Ways to find websites that are copying your content - gHacks Tech News

Ways to find websites that are copying your content

There are a couple of reasons why you may want to make sure no other website on the Internet has published contents that you have created without proper authorization. The main reason from a webmaster perspective is duplicate content that is caused by scrapers. Google, Bing and other search engines most of the time gets it right, and will rank your content in front of the scraping sites. Sometimes however they do not so that your site ends up taking a backseat as it is outranked by sites that have copied your articles on theirs.

There are other issues that need to be mentioned, like attribution or the chance that you are associated with a website that you have no affiliation with whatsoever.

Webmasters have a couple of options to deal with scraping sites.

  • Contact a webmaster or owner per email. If there is no web form or contact option on the site, try looking up whois records and using the email addresses there. Even if the whois data is protected by a proxy, there is an email address linked here that you can use.
  • If that is not working out, I'd give it a week's time, you are left with no other option than to send a DMCA request to the website owner and maybe even the provider that is hosting the site to get the contents removed.

Finding websites that copy your content

One of the best options to go about that is to copy a sentence or paragraph from your article and search for it on sites like Google Search or Bing.

copied website contents

I suggest you add the sites to a list first before you visit them one by one to find contact information. Instead of searching for a sentence in your article, you can alternative search for the title in quotes instead. That works only however if it is a unique title.

Another option that you have is to look at the trackbacks and pingbacks that your website receives if the data is available to you. WordPress for instance displays those information in the admin interface. Here you then need to click through to the sites to see if and how they have copied your contents. Some may only have quoted your content, or only referenced it as a link, while others will have copied it word for word on their sites.
++++++
What this task involves ->
In the article on finding websites that copy your content, how long does the author suggest waiting for a reply before sending a DMCA request?

Data provided ->
++++++
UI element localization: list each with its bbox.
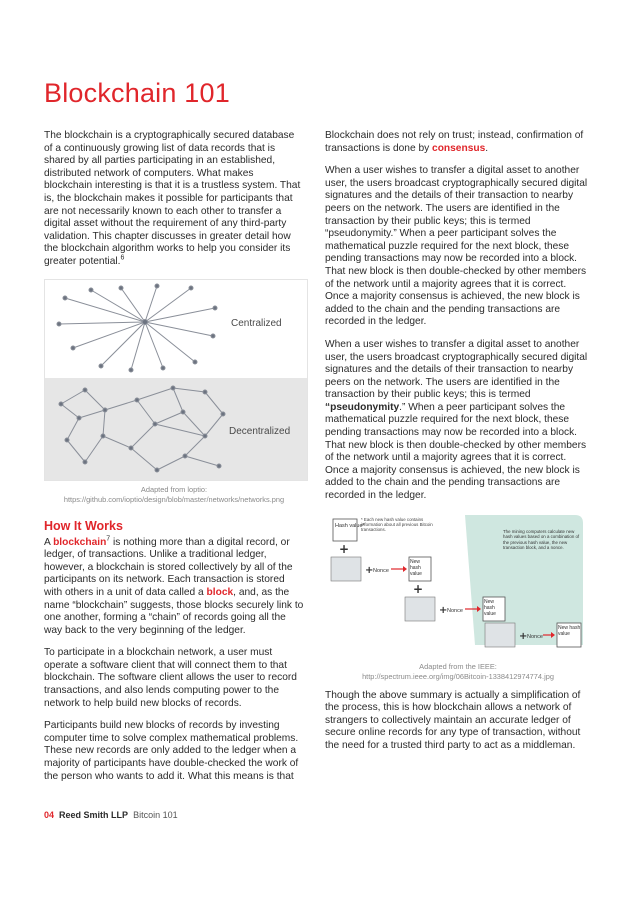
++++++
The response ->
A week.